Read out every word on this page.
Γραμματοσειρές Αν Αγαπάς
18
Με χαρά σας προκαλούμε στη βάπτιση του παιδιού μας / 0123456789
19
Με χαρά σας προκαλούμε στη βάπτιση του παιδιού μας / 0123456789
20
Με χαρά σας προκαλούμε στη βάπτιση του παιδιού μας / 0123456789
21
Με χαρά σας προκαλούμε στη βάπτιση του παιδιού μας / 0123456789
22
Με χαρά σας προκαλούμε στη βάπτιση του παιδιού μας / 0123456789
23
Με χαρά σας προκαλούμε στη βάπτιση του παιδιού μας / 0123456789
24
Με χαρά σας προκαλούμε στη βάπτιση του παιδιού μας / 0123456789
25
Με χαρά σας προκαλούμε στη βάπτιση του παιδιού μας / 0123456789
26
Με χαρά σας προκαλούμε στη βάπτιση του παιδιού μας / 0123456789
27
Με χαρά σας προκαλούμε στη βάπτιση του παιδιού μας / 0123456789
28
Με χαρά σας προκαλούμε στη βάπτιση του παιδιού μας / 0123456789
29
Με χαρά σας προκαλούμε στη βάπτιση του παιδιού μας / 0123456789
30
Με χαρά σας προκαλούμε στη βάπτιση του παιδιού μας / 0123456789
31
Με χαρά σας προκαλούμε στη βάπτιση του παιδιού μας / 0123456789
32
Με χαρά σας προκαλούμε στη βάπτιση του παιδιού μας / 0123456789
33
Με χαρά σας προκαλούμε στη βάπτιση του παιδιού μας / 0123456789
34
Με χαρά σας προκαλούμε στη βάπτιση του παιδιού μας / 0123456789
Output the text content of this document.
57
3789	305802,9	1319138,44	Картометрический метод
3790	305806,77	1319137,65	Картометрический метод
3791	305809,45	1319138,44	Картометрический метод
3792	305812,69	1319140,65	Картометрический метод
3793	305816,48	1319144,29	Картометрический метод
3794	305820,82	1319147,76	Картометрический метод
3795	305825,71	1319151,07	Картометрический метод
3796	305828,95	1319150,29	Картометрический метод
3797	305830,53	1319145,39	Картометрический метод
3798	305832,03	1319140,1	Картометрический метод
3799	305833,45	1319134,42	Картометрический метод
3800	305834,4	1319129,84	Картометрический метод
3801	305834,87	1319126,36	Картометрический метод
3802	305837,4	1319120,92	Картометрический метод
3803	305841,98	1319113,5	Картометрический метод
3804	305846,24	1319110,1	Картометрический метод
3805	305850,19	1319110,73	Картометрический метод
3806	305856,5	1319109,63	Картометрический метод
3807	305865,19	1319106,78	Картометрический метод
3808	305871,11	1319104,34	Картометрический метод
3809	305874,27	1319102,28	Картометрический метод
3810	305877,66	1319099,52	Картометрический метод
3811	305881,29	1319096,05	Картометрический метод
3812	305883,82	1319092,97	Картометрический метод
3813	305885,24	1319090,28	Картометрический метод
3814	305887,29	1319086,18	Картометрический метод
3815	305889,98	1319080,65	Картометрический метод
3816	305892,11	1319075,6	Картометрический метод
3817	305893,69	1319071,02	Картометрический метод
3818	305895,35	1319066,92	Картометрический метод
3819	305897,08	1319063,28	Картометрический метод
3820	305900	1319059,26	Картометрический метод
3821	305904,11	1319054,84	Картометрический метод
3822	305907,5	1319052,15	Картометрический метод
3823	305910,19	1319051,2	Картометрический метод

····················

Given request —
Your reply is one number: how many lines of the records above contain the word "this".

Written reply —
2